**Data excerpts:**
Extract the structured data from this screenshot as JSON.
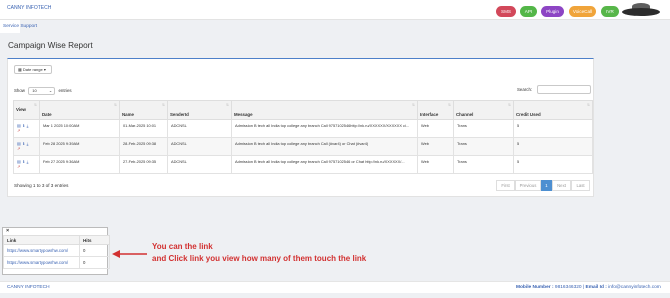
{
  "header": {
    "brand": "CANNY INFOTECH",
    "nav": [
      "SMS",
      "API",
      "Plugin",
      "VoiceCall",
      "IVR"
    ]
  },
  "breadcrumb": "Service Support",
  "page_title": "Campaign Wise Report",
  "filters": {
    "date_range_label": "Date range",
    "show_label": "Show",
    "show_value": "10",
    "entries_label": "entries",
    "search_label": "Search:"
  },
  "table": {
    "headers": [
      "View",
      "Date",
      "Name",
      "SenderId",
      "Message",
      "Interface",
      "Channel",
      "Credit Used"
    ],
    "rows": [
      {
        "date": "Mar 1 2025 10:00AM",
        "name": "01-Mar-2025 10:01",
        "sender": "ADCNSL",
        "message": "Admission B tech all India top college any branch Call 9757102546http://nk.ru/XXXXXX/XXXXXX ci...",
        "interface": "Web",
        "channel": "Trans",
        "credit": "5"
      },
      {
        "date": "Feb 28 2025 9:39AM",
        "name": "28-Feb-2025 09:38",
        "sender": "ADCNSL",
        "message": "Admission B tech all India top college any branch Call (#var4) or Chat (#var4)",
        "interface": "Web",
        "channel": "Trans",
        "credit": "5"
      },
      {
        "date": "Feb 27 2025 9:36AM",
        "name": "27-Feb-2025 09:35",
        "sender": "ADCNSL",
        "message": "Admission B tech all India top college any branch Call 9757102546 or Chat http://nk.ru/XXXXXX/...",
        "interface": "Web",
        "channel": "Trans",
        "credit": "5"
      }
    ]
  },
  "info": "Showing 1 to 3 of 3 entries",
  "pager": {
    "first": "First",
    "previous": "Previous",
    "current": "1",
    "next": "Next",
    "last": "Last"
  },
  "popup": {
    "close": "×",
    "headers": [
      "Link",
      "Hits"
    ],
    "rows": [
      {
        "link": "https://www.smartypowrhw.com/",
        "hits": "0"
      },
      {
        "link": "https://www.smartypowrhw.com/",
        "hits": "0"
      }
    ]
  },
  "annotation": {
    "line1": "You can the link",
    "line2": "and Click link you view how  many of them touch the link"
  },
  "footer": {
    "brand": "CANNY INFOTECH",
    "mobile_label": "Mobile Number :",
    "mobile": "9816346320",
    "email_label": "Email Id :",
    "email": "info@cannyinfotech.com"
  }
}
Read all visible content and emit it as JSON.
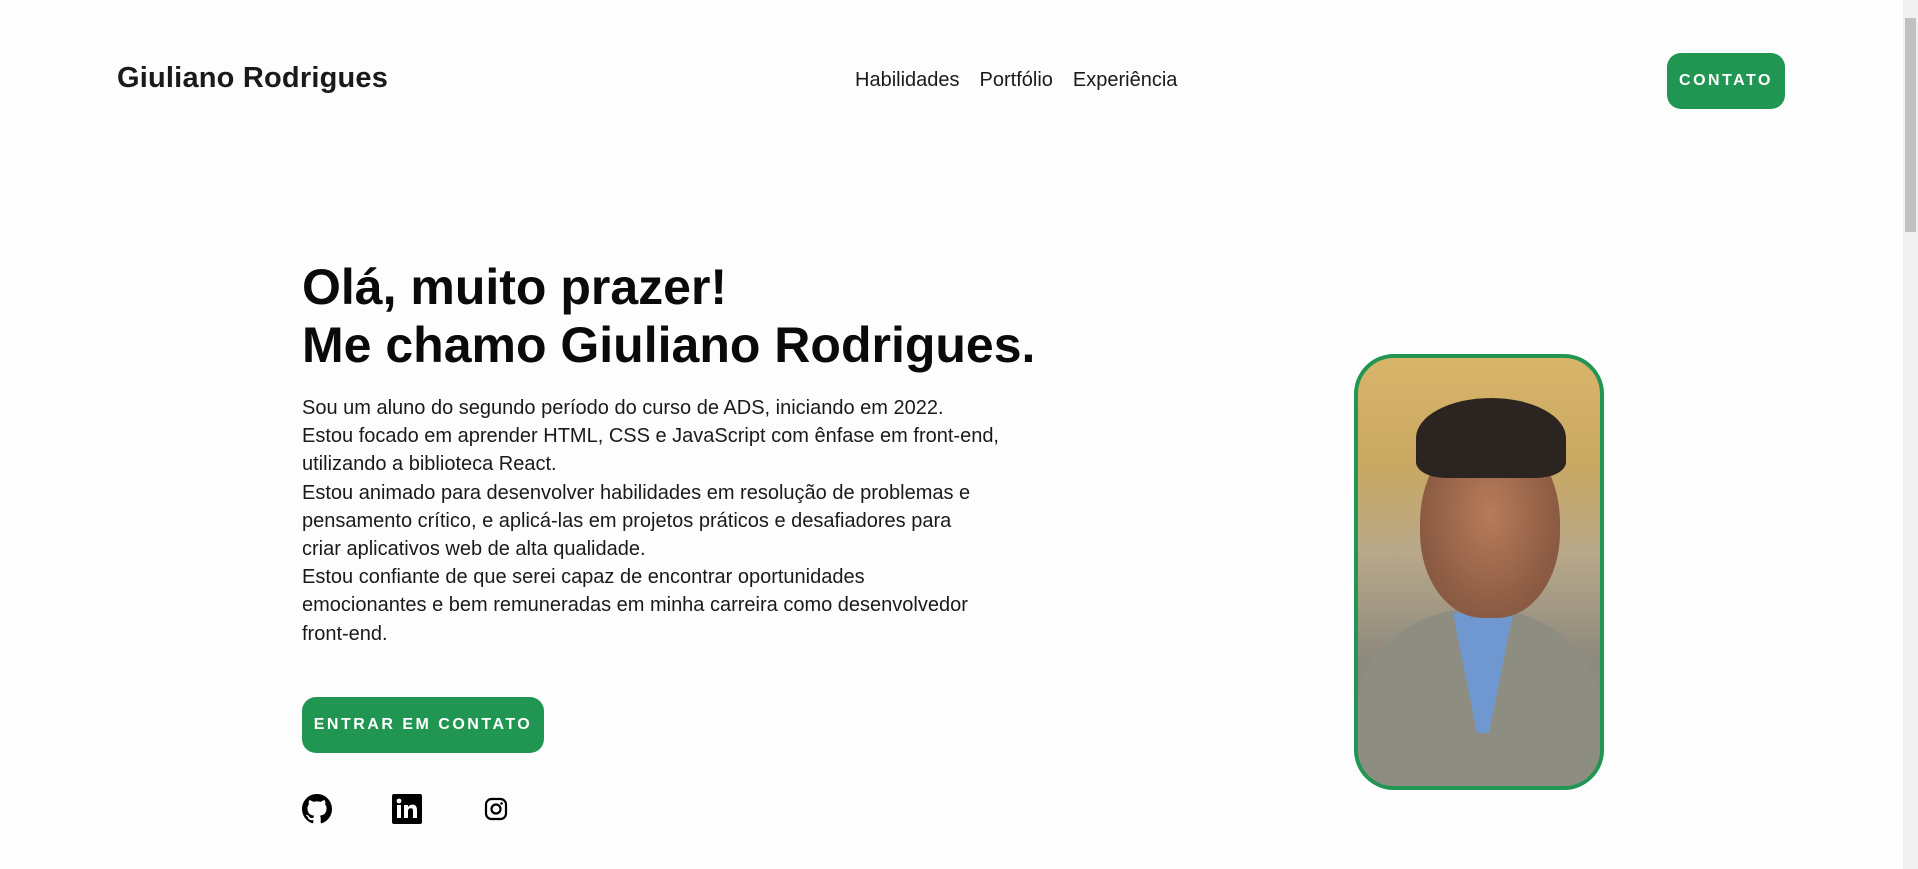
{
  "header": {
    "logo": "Giuliano Rodrigues",
    "nav": [
      "Habilidades",
      "Portfólio",
      "Experiência"
    ],
    "contact_button": "CONTATO"
  },
  "hero": {
    "title_line1": "Olá, muito prazer!",
    "title_line2": "Me chamo Giuliano Rodrigues.",
    "paragraph_lines": [
      "Sou um aluno do segundo período do curso de ADS, iniciando em 2022.",
      "Estou focado em aprender HTML, CSS e JavaScript com ênfase em front-end,",
      "utilizando a biblioteca React.",
      "Estou animado para desenvolver habilidades em resolução de problemas e",
      "pensamento crítico, e aplicá-las em projetos práticos e desafiadores para",
      "criar aplicativos web de alta qualidade.",
      "Estou confiante de que serei capaz de encontrar oportunidades",
      "emocionantes e bem remuneradas em minha carreira como desenvolvedor",
      "front-end."
    ],
    "cta_button": "ENTRAR EM CONTATO",
    "socials": [
      "github-icon",
      "linkedin-icon",
      "instagram-icon"
    ]
  },
  "colors": {
    "accent": "#219653",
    "text": "#111111",
    "background": "#fdfdfd"
  }
}
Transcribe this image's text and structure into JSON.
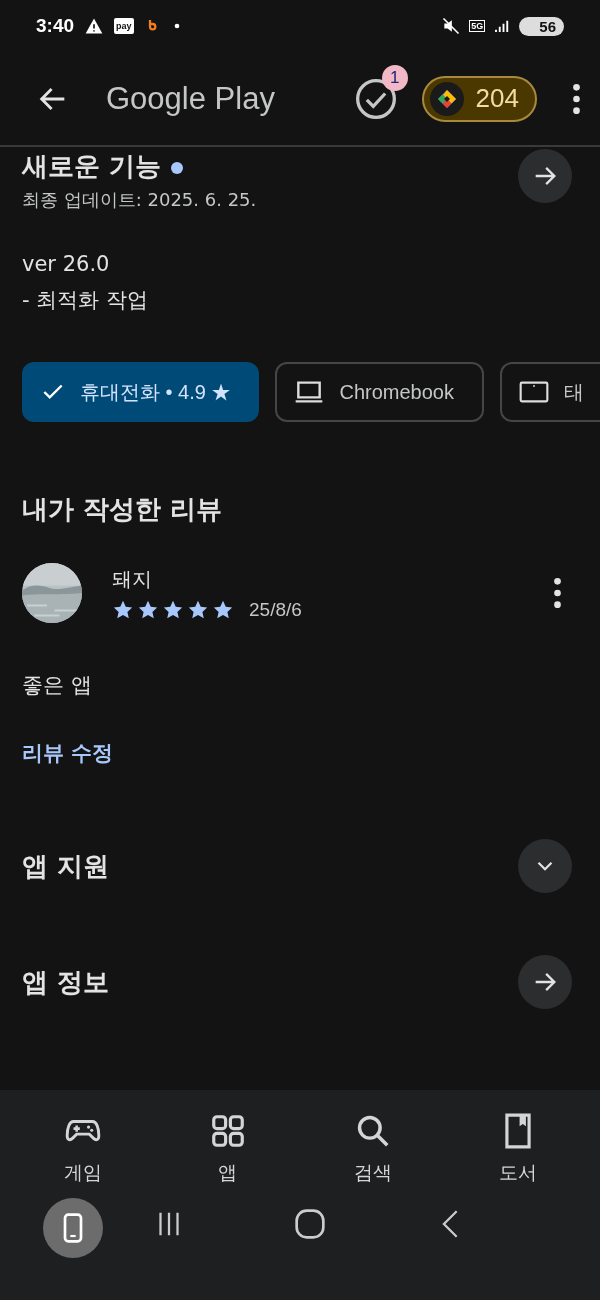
{
  "status_bar": {
    "time": "3:40",
    "pay_badge": "pay",
    "network": "5G",
    "battery": "56"
  },
  "header": {
    "title": "Google Play",
    "badge": "1",
    "points": "204"
  },
  "whats_new": {
    "title": "새로운 기능",
    "updated": "최종 업데이트: 2025. 6. 25.",
    "version": "ver 26.0",
    "notes": "- 최적화 작업"
  },
  "device_chips": [
    {
      "kind": "phone",
      "label": "휴대전화 • 4.9 ★",
      "selected": true
    },
    {
      "kind": "laptop",
      "label": "Chromebook",
      "selected": false
    },
    {
      "kind": "tablet",
      "label": "태",
      "selected": false
    }
  ],
  "my_review": {
    "title": "내가 작성한 리뷰",
    "author": "돼지",
    "stars": 5,
    "date": "25/8/6",
    "text": "좋은 앱",
    "edit_link": "리뷰 수정"
  },
  "sections": [
    {
      "title": "앱 지원",
      "kind": "expand"
    },
    {
      "title": "앱 정보",
      "kind": "open"
    }
  ],
  "bottom_nav": [
    {
      "kind": "games",
      "label": "게임",
      "selected": false
    },
    {
      "kind": "apps",
      "label": "앱",
      "selected": false
    },
    {
      "kind": "search",
      "label": "검색",
      "selected": false
    },
    {
      "kind": "books",
      "label": "도서",
      "selected": false
    }
  ]
}
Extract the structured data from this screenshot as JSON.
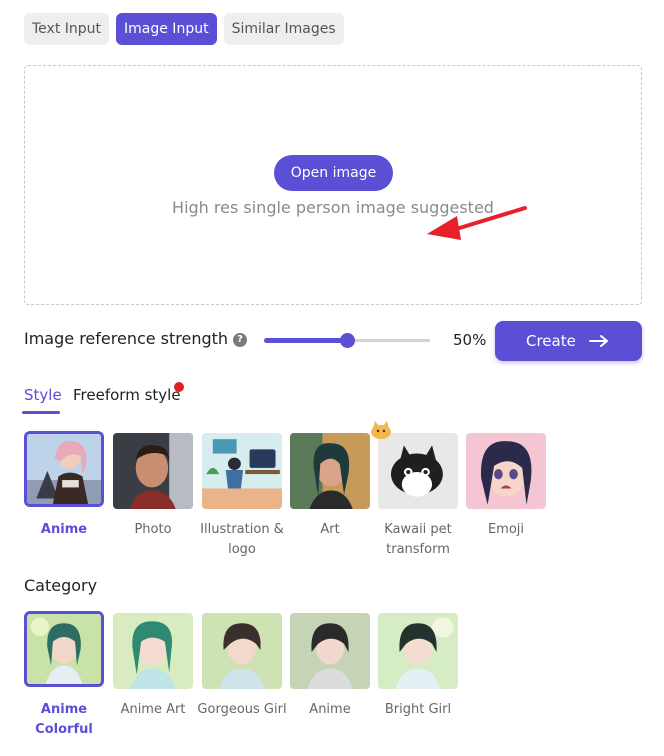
{
  "input_tabs": [
    {
      "label": "Text Input",
      "active": false
    },
    {
      "label": "Image Input",
      "active": true
    },
    {
      "label": "Similar Images",
      "active": false
    }
  ],
  "upload": {
    "open_button_label": "Open image",
    "hint": "High res single person image suggested"
  },
  "strength": {
    "label": "Image reference strength",
    "help_icon": "question-mark-icon",
    "value_percent": 50,
    "value_text": "50%"
  },
  "create_button": {
    "label": "Create",
    "icon": "arrow-right-icon"
  },
  "style_tabs": [
    {
      "label": "Style",
      "active": true
    },
    {
      "label": "Freeform style",
      "active": false,
      "badge": "new-dot"
    }
  ],
  "styles": [
    {
      "label": "Anime",
      "selected": true
    },
    {
      "label": "Photo",
      "selected": false
    },
    {
      "label": "Illustration & logo",
      "selected": false
    },
    {
      "label": "Art",
      "selected": false
    },
    {
      "label": "Kawaii pet transform",
      "selected": false
    },
    {
      "label": "Emoji",
      "selected": false
    }
  ],
  "category": {
    "heading": "Category",
    "items": [
      {
        "label": "Anime Colorful",
        "selected": true
      },
      {
        "label": "Anime Art",
        "selected": false
      },
      {
        "label": "Gorgeous Girl",
        "selected": false
      },
      {
        "label": "Anime",
        "selected": false
      },
      {
        "label": "Bright Girl",
        "selected": false
      }
    ]
  },
  "colors": {
    "accent": "#5b4fd6",
    "annotation_arrow": "#e8202a",
    "badge": "#e01f1f"
  }
}
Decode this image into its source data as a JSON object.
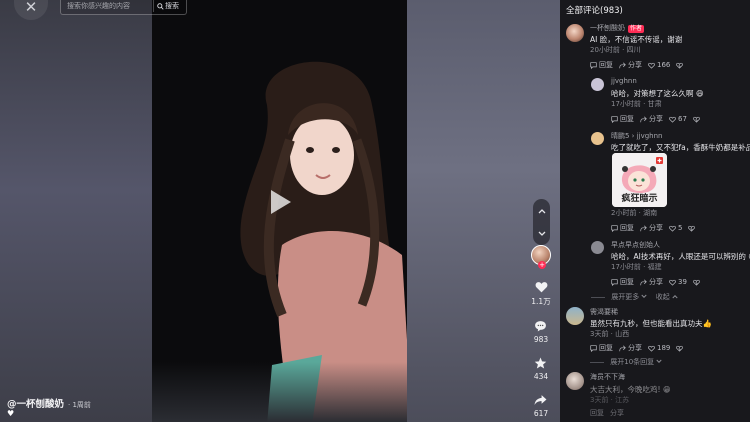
{
  "top": {
    "close_glyph": "✕",
    "search_placeholder": "搜索你感兴趣的内容",
    "search_button": "搜索"
  },
  "video": {
    "author_handle": "@一杯刨酸奶",
    "post_time": "· 1周前"
  },
  "rail": {
    "like_count": "1.1万",
    "comment_count": "983",
    "favorite_count": "434",
    "share_count": "617"
  },
  "comments": {
    "title": "全部评论(983)",
    "author_badge": "作者",
    "reply_label": "回复",
    "share_label": "分享",
    "items": [
      {
        "name": "一杯刨酸奶",
        "text": "AI 脸，不信谣不传谣，谢谢",
        "meta": "20小时前 · 四川",
        "likes": "166"
      },
      {
        "name": "jjvghnn",
        "text": "哈哈，对策想了这么久啊 😄",
        "meta": "17小时前 · 甘肃",
        "likes": "67"
      },
      {
        "name": "晴鹏5 › jjvghnn",
        "text": "吃了就吃了，又不犯fa，香酥牛奶都是补品",
        "meta": "2小时前 · 湖南",
        "likes": "5",
        "sticker_text": "疯狂暗示"
      },
      {
        "name": "早点早点创始人",
        "text": "哈哈，AI技术再好，人眼还是可以辨别的 😄",
        "meta": "17小时前 · 福建",
        "likes": "39"
      },
      {
        "name": "需渴要稀",
        "text": "虽然只有九秒，但也能看出真功夫👍",
        "meta": "3天前 · 山西",
        "likes": "189"
      },
      {
        "name": "海员不下海",
        "text": "大吉大利，今晚吃鸡! 😁",
        "meta": "3天前 · 江苏",
        "likes": ""
      }
    ],
    "expand_more": "展开更多",
    "collapse": "收起",
    "expand_replies": "展开10条回复"
  }
}
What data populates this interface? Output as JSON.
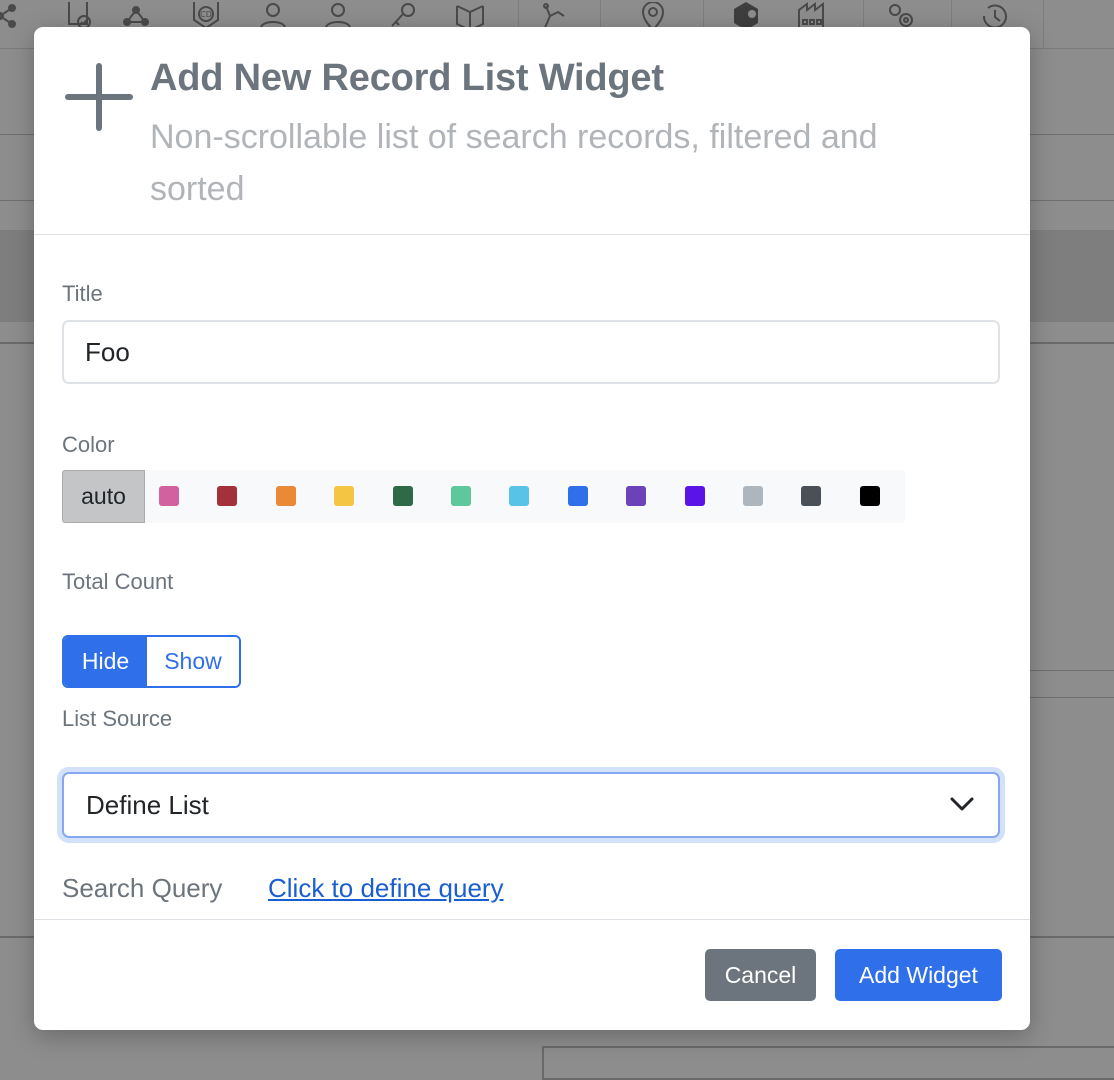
{
  "background": {
    "toolbar_icons": [
      "share-icon",
      "document-check-icon",
      "network-icon",
      "cd-badge-icon",
      "user-outline-icon",
      "user-icon",
      "key-icon",
      "cube-icon",
      "lamp-icon",
      "map-pin-icon",
      "hexagon-icon",
      "factory-icon",
      "gears-icon",
      "history-icon"
    ]
  },
  "modal": {
    "title": "Add New Record List Widget",
    "subtitle": "Non-scrollable list of search records, filtered and sorted",
    "fields": {
      "title_label": "Title",
      "title_value": "Foo",
      "color_label": "Color",
      "color_auto": "auto",
      "colors": [
        "#d2629f",
        "#a3303a",
        "#ea8936",
        "#f4c443",
        "#2d6a45",
        "#5fc79c",
        "#58c3e6",
        "#2f6fea",
        "#6c42b8",
        "#5a14e8",
        "#adb5bd",
        "#495057",
        "#000000"
      ],
      "total_count_label": "Total Count",
      "total_count_options": {
        "hide": "Hide",
        "show": "Show"
      },
      "total_count_selected": "Hide",
      "list_source_label": "List Source",
      "list_source_value": "Define List",
      "search_query_label": "Search Query",
      "search_query_link": "Click to define query"
    },
    "footer": {
      "cancel_label": "Cancel",
      "add_label": "Add Widget"
    },
    "accent_color": "#2f6fea"
  }
}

**Task objective:** Read through the data and copy every line where "Girl" shows up.

**Task solution:**
        "label": "Gorgeous Girl",
        "label": "Bright Girl",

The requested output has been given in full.